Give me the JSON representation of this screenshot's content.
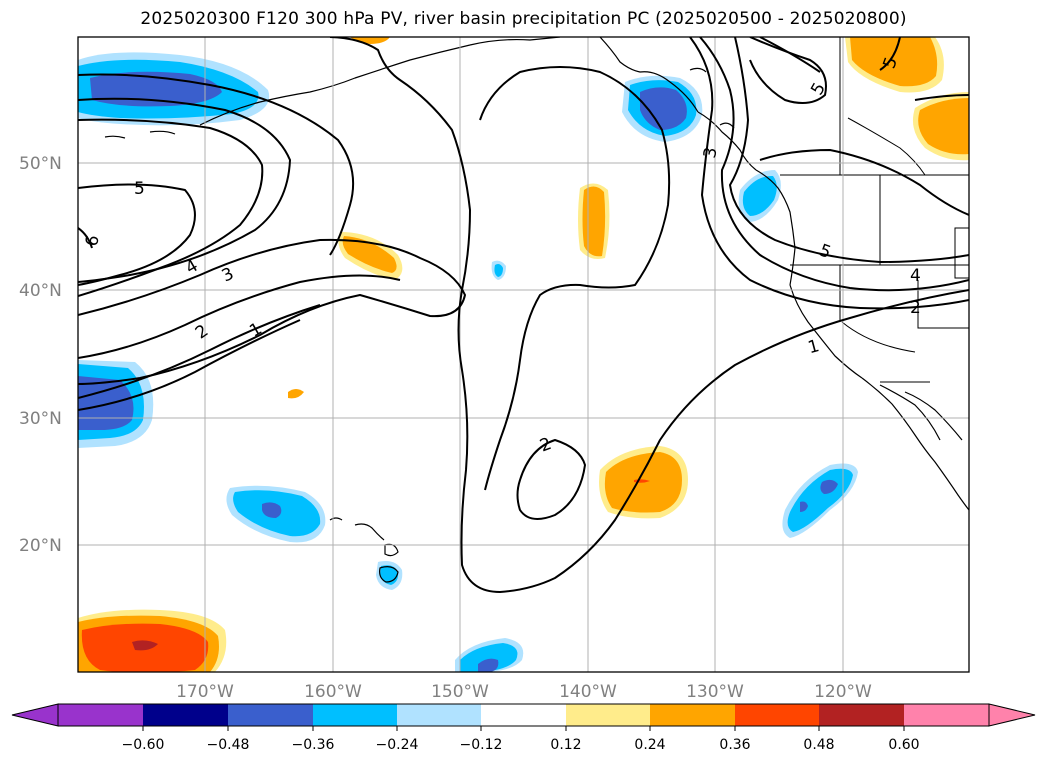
{
  "title": "2025020300 F120 300 hPa PV, river basin precipitation PC (2025020500 - 2025020800)",
  "map": {
    "lat_labels": [
      "50°N",
      "40°N",
      "30°N",
      "20°N"
    ],
    "lon_labels": [
      "170°W",
      "160°W",
      "150°W",
      "140°W",
      "130°W",
      "120°W"
    ],
    "gridline_color": "#b0b0b0",
    "contour_labels": [
      "5",
      "6",
      "4",
      "3",
      "2",
      "1",
      "2",
      "3",
      "5",
      "5",
      "4",
      "2",
      "1",
      "5"
    ]
  },
  "colorbar": {
    "tick_labels": [
      "−0.60",
      "−0.48",
      "−0.36",
      "−0.24",
      "−0.12",
      "0.12",
      "0.24",
      "0.36",
      "0.48",
      "0.60"
    ],
    "colors": [
      "#9933cc",
      "#00008b",
      "#3a5fcd",
      "#00bfff",
      "#b0e2ff",
      "#ffffff",
      "#ffec8b",
      "#ffa500",
      "#ff4500",
      "#b22222",
      "#ff82ab"
    ]
  }
}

━━━━━━━━━━━━━━━━━━━━

SET EXERCISE:
Reproduce the whole listing above word for word, but not its pictures.

REPLY TO THE EXERCISE:
Give me the JSON representation of this screenshot's content.
{
  "title": "2025020300 F120 300 hPa PV, river basin precipitation PC (2025020500 - 2025020800)",
  "map": {
    "lat_labels": [
      "50°N",
      "40°N",
      "30°N",
      "20°N"
    ],
    "lon_labels": [
      "170°W",
      "160°W",
      "150°W",
      "140°W",
      "130°W",
      "120°W"
    ],
    "gridline_color": "#b0b0b0",
    "contour_labels": [
      "5",
      "6",
      "4",
      "3",
      "2",
      "1",
      "2",
      "3",
      "5",
      "5",
      "4",
      "2",
      "1",
      "5"
    ]
  },
  "colorbar": {
    "tick_labels": [
      "−0.60",
      "−0.48",
      "−0.36",
      "−0.24",
      "−0.12",
      "0.12",
      "0.24",
      "0.36",
      "0.48",
      "0.60"
    ],
    "colors": [
      "#9933cc",
      "#00008b",
      "#3a5fcd",
      "#00bfff",
      "#b0e2ff",
      "#ffffff",
      "#ffec8b",
      "#ffa500",
      "#ff4500",
      "#b22222",
      "#ff82ab"
    ]
  }
}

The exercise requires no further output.